Start of MATERIAL PROVIDED

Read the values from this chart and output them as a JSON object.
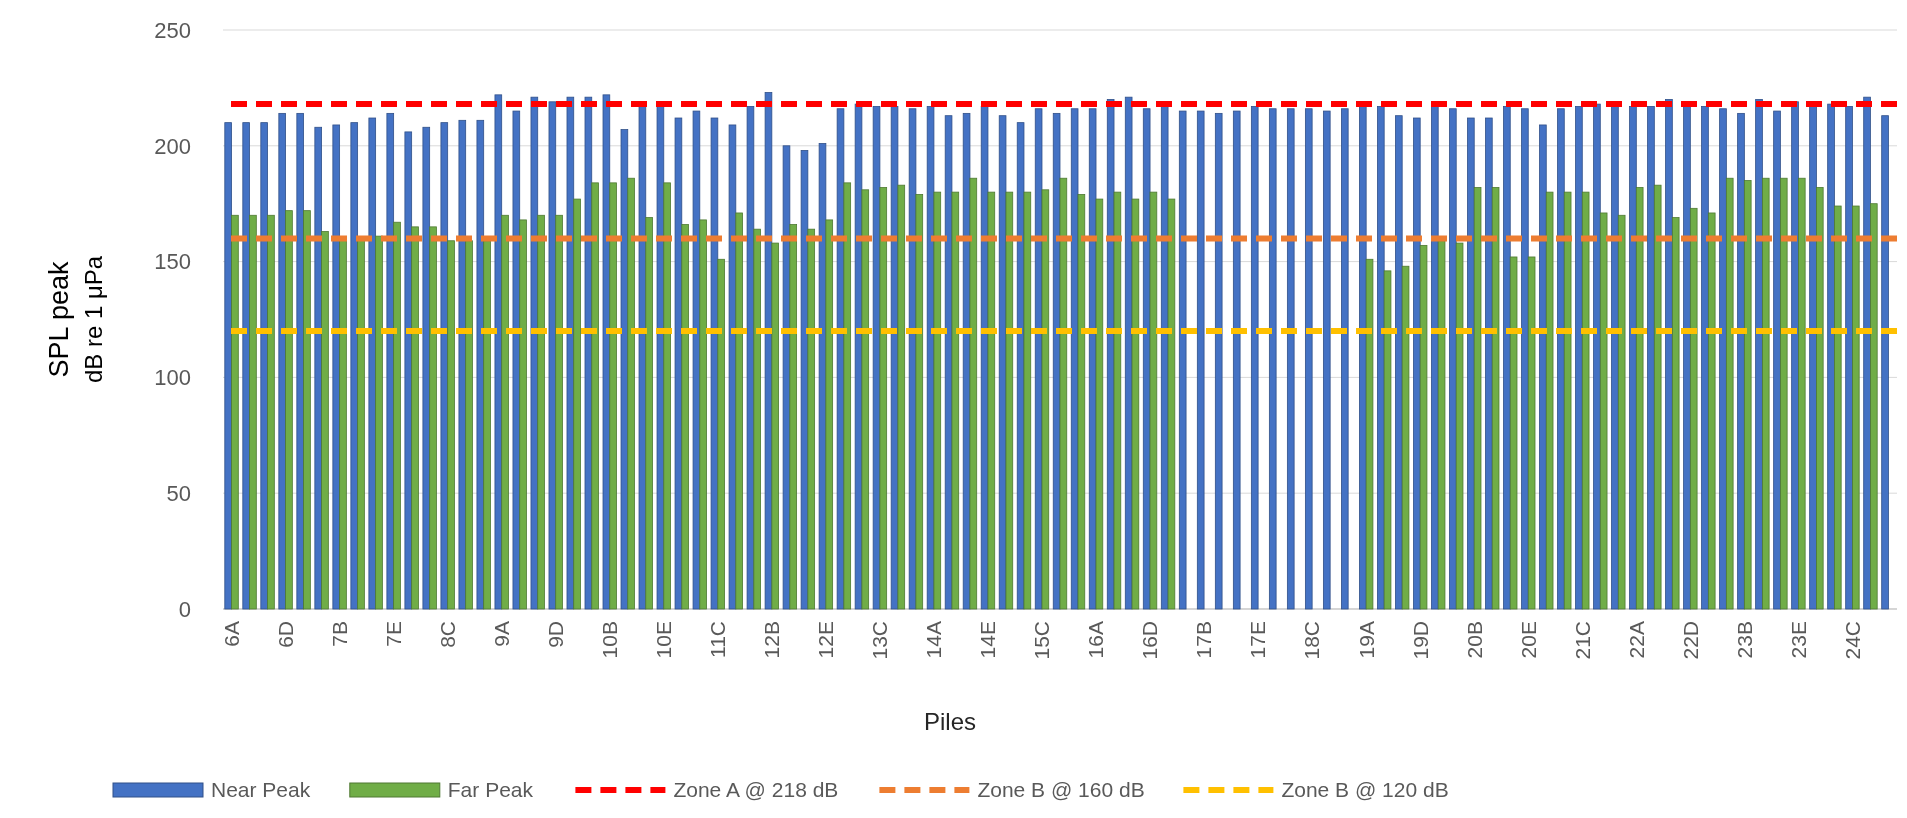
{
  "chart_data": {
    "type": "bar",
    "xlabel": "Piles",
    "ylabel": "SPL peak\ndB re 1 μPa",
    "categories": [
      "6A",
      null,
      null,
      "6D",
      null,
      null,
      "7B",
      null,
      null,
      "7E",
      null,
      null,
      "8C",
      null,
      null,
      "9A",
      null,
      null,
      "9D",
      null,
      null,
      "10B",
      null,
      null,
      "10E",
      null,
      null,
      "11C",
      null,
      null,
      "12B",
      null,
      null,
      "12E",
      null,
      null,
      "13C",
      null,
      null,
      "14A",
      null,
      null,
      "14E",
      null,
      null,
      "15C",
      null,
      null,
      "16A",
      null,
      null,
      "16D",
      null,
      null,
      "17B",
      null,
      null,
      "17E",
      null,
      null,
      "18C",
      null,
      null,
      "19A",
      null,
      null,
      "19D",
      null,
      null,
      "20B",
      null,
      null,
      "20E",
      null,
      null,
      "21C",
      null,
      null,
      "22A",
      null,
      null,
      "22D",
      null,
      null,
      "23B",
      null,
      null,
      "23E",
      null,
      null,
      "24C",
      null,
      null
    ],
    "series": [
      {
        "name": "Near Peak",
        "color": "#4472c4",
        "values": [
          210,
          210,
          210,
          214,
          214,
          208,
          209,
          210,
          212,
          214,
          206,
          208,
          210,
          211,
          211,
          222,
          215,
          221,
          219,
          221,
          221,
          222,
          207,
          218,
          218,
          212,
          215,
          212,
          209,
          217,
          223,
          200,
          198,
          201,
          216,
          218,
          217,
          217,
          216,
          217,
          213,
          214,
          217,
          213,
          210,
          216,
          214,
          216,
          216,
          220,
          221,
          216,
          217,
          215,
          215,
          214,
          215,
          217,
          216,
          216,
          216,
          215,
          216,
          217,
          217,
          213,
          212,
          217,
          216,
          212,
          212,
          217,
          216,
          209,
          216,
          217,
          218,
          217,
          217,
          217,
          220,
          217,
          217,
          216,
          214,
          220,
          215,
          219,
          217,
          218,
          217,
          221,
          213
        ]
      },
      {
        "name": "Far Peak",
        "color": "#70ad47",
        "values": [
          170,
          170,
          170,
          172,
          172,
          163,
          160,
          160,
          161,
          167,
          165,
          165,
          159,
          159,
          159,
          170,
          168,
          170,
          170,
          177,
          184,
          184,
          186,
          169,
          184,
          166,
          168,
          151,
          171,
          164,
          158,
          166,
          164,
          168,
          184,
          181,
          182,
          183,
          179,
          180,
          180,
          186,
          180,
          180,
          180,
          181,
          186,
          179,
          177,
          180,
          177,
          180,
          177,
          null,
          null,
          null,
          null,
          null,
          null,
          null,
          null,
          null,
          null,
          151,
          146,
          148,
          157,
          159,
          158,
          182,
          182,
          152,
          152,
          180,
          180,
          180,
          171,
          170,
          182,
          183,
          169,
          173,
          171,
          186,
          185,
          186,
          186,
          186,
          182,
          174,
          174,
          175,
          null
        ]
      }
    ],
    "ref_lines": [
      {
        "axis": "y",
        "value": 218,
        "label": "Zone A @ 218 dB",
        "color": "#ff0000",
        "line_style": "dashed"
      },
      {
        "axis": "y",
        "value": 160,
        "label": "Zone B @ 160 dB",
        "color": "#ed7d31",
        "line_style": "dashed"
      },
      {
        "axis": "y",
        "value": 120,
        "label": "Zone B @ 120 dB",
        "color": "#ffc000",
        "line_style": "dashed"
      }
    ],
    "ylim": [
      0,
      250
    ],
    "yticks": [
      0,
      50,
      100,
      150,
      200,
      250
    ],
    "grid": "y",
    "legend": "bottom"
  }
}
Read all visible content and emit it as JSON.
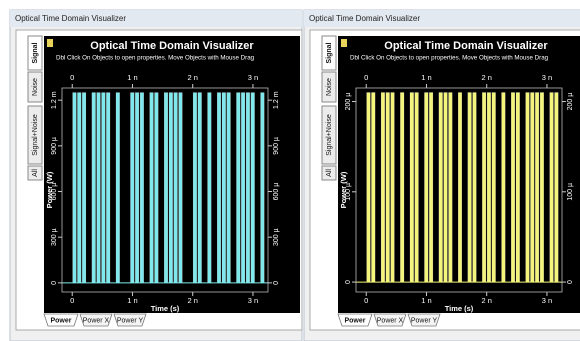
{
  "windows": [
    {
      "title": "Optical Time Domain Visualizer",
      "side_tabs": [
        "Signal",
        "Noise",
        "Signal+Noise",
        "All"
      ],
      "bottom_tabs": [
        "Power",
        "Power X",
        "Power Y"
      ],
      "chart_data": {
        "type": "bar",
        "title": "Optical Time Domain Visualizer",
        "subtitle": "Dbl Click On Objects to open properties.  Move Objects with Mouse Drag",
        "x_label": "Time (s)",
        "y_label": "Power (W)",
        "color": "#7fe8ec",
        "xlim": [
          -1.7e-10,
          3.25e-09
        ],
        "ylim": [
          -6e-05,
          0.00128
        ],
        "xticks": [
          0,
          {
            "value": 1e-09,
            "label": "1 n"
          },
          {
            "value": 2e-09,
            "label": "2 n"
          },
          {
            "value": 3e-09,
            "label": "3 n"
          }
        ],
        "yticks": [
          0,
          {
            "value": 0.0003,
            "label": "300 µ"
          },
          {
            "value": 0.0006,
            "label": "600 µ"
          },
          {
            "value": 0.0009,
            "label": "900 µ"
          },
          {
            "value": 0.0012,
            "label": "1.2 m"
          }
        ],
        "x": [
          0,
          8e-11,
          1.6e-10,
          2.4e-10,
          3.2e-10,
          4e-10,
          4.8e-10,
          5.6e-10,
          6.4e-10,
          7.2e-10,
          8e-10,
          8.8e-10,
          9.6e-10,
          1.04e-09,
          1.12e-09,
          1.2e-09,
          1.28e-09,
          1.36e-09,
          1.44e-09,
          1.52e-09,
          1.6e-09,
          1.68e-09,
          1.76e-09,
          1.84e-09,
          1.92e-09,
          2e-09,
          2.08e-09,
          2.16e-09,
          2.24e-09,
          2.32e-09,
          2.4e-09,
          2.48e-09,
          2.56e-09,
          2.64e-09,
          2.72e-09,
          2.8e-09,
          2.88e-09,
          2.96e-09,
          3.04e-09,
          3.12e-09
        ],
        "values": [
          0.00125,
          0.00125,
          0.00125,
          0,
          0.00125,
          0.00125,
          0.00125,
          0.00125,
          0,
          0.00125,
          0,
          0,
          0.00125,
          0.00125,
          0.00125,
          0,
          0.00125,
          0.00125,
          0,
          0.00125,
          0.00125,
          0.00125,
          0.00125,
          0,
          0,
          0.00125,
          0.00125,
          0,
          0.00125,
          0,
          0.00125,
          0.00125,
          0.00125,
          0,
          0.00125,
          0.00125,
          0.00125,
          0.00125,
          0,
          0.00125
        ]
      }
    },
    {
      "title": "Optical Time Domain Visualizer",
      "side_tabs": [
        "Signal",
        "Noise",
        "Signal+Noise",
        "All"
      ],
      "bottom_tabs": [
        "Power",
        "Power X",
        "Power Y"
      ],
      "chart_data": {
        "type": "bar",
        "title": "Optical Time Domain Visualizer",
        "subtitle": "Dbl Click On Objects to open properties.  Move Objects with Mouse Drag",
        "x_label": "Time (s)",
        "y_label": "Power (W)",
        "color": "#f4f47a",
        "xlim": [
          -1.7e-10,
          3.25e-09
        ],
        "ylim": [
          -1.1e-05,
          0.000215
        ],
        "xticks": [
          0,
          {
            "value": 1e-09,
            "label": "1 n"
          },
          {
            "value": 2e-09,
            "label": "2 n"
          },
          {
            "value": 3e-09,
            "label": "3 n"
          }
        ],
        "yticks": [
          0,
          {
            "value": 0.0001,
            "label": "100 µ"
          },
          {
            "value": 0.0002,
            "label": "200 µ"
          }
        ],
        "x": [
          0,
          8e-11,
          1.6e-10,
          2.4e-10,
          3.2e-10,
          4e-10,
          4.8e-10,
          5.6e-10,
          6.4e-10,
          7.2e-10,
          8e-10,
          8.8e-10,
          9.6e-10,
          1.04e-09,
          1.12e-09,
          1.2e-09,
          1.28e-09,
          1.36e-09,
          1.44e-09,
          1.52e-09,
          1.6e-09,
          1.68e-09,
          1.76e-09,
          1.84e-09,
          1.92e-09,
          2e-09,
          2.08e-09,
          2.16e-09,
          2.24e-09,
          2.32e-09,
          2.4e-09,
          2.48e-09,
          2.56e-09,
          2.64e-09,
          2.72e-09,
          2.8e-09,
          2.88e-09,
          2.96e-09,
          3.04e-09,
          3.12e-09
        ],
        "values": [
          0.00021,
          0.00021,
          0,
          0.00021,
          0.00021,
          0.00021,
          0,
          0.00021,
          0,
          0.00021,
          0.00021,
          0,
          0.00021,
          0.00021,
          0,
          0.00021,
          0.00021,
          0.00021,
          0,
          0.00021,
          0,
          0.00021,
          0.00021,
          0,
          0.00021,
          0.00021,
          0.00021,
          0,
          0.00021,
          0,
          0.00021,
          0.00021,
          0,
          0.00021,
          0.00021,
          0.00021,
          0.00021,
          0,
          0.00021,
          0.00021
        ]
      }
    }
  ]
}
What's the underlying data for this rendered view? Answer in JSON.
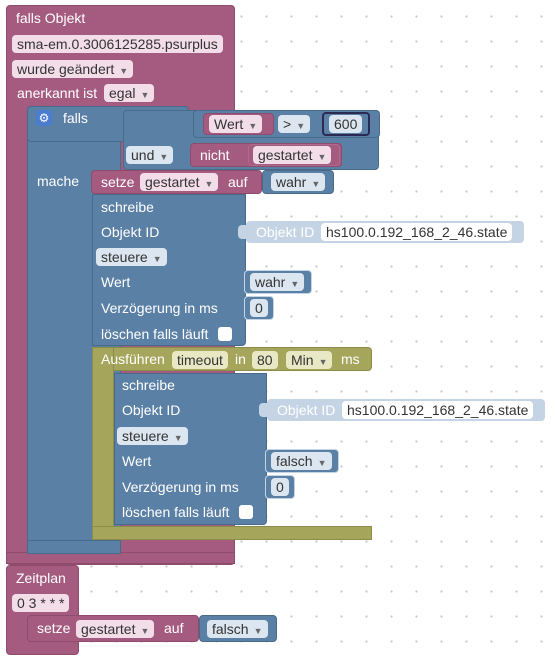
{
  "trigger": {
    "label": "falls Objekt",
    "object_id": "sma-em.0.3006125285.psurplus",
    "condition": "wurde geändert",
    "ack_label": "anerkannt ist",
    "ack_value": "egal"
  },
  "if_block": {
    "label": "falls",
    "var_name": "Wert",
    "operator": ">",
    "compare_value": "600",
    "and_op": "und",
    "not_label": "nicht",
    "not_var": "gestartet",
    "do_label": "mache"
  },
  "set1": {
    "label": "setze",
    "var": "gestartet",
    "to_label": "auf",
    "value": "wahr"
  },
  "write1": {
    "title": "schreibe",
    "oid_label": "Objekt ID",
    "oid_head": "Objekt ID",
    "oid_value": "hs100.0.192_168_2_46.state",
    "mode": "steuere",
    "value_label": "Wert",
    "value": "wahr",
    "delay_label": "Verzögerung in ms",
    "delay_value": "0",
    "clear_label": "löschen falls läuft"
  },
  "timeout": {
    "label": "Ausführen",
    "var": "timeout",
    "in_label": "in",
    "amount": "80",
    "unit": "Min",
    "ms_label": "ms"
  },
  "write2": {
    "title": "schreibe",
    "oid_label": "Objekt ID",
    "oid_head": "Objekt ID",
    "oid_value": "hs100.0.192_168_2_46.state",
    "mode": "steuere",
    "value_label": "Wert",
    "value": "falsch",
    "delay_label": "Verzögerung in ms",
    "delay_value": "0",
    "clear_label": "löschen falls läuft"
  },
  "schedule": {
    "label": "Zeitplan",
    "cron": "0 3 * * *"
  },
  "set2": {
    "label": "setze",
    "var": "gestartet",
    "to_label": "auf",
    "value": "falsch"
  },
  "icons": [
    "gear-icon",
    "dropdown-arrow-icon"
  ]
}
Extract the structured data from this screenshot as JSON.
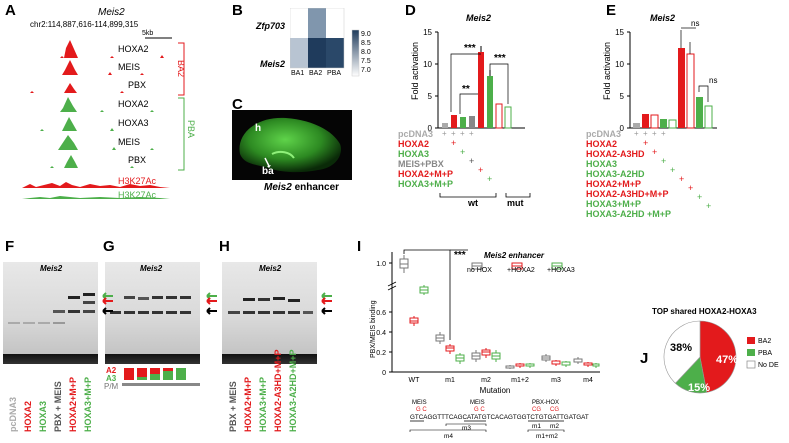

End of MATERIAL PROVIDED

_EXERCISE GOAL_: Each line containing the word "JSON" counts once; say how many such lines there are, giving only the number.

_WORKED ANSWER_: 4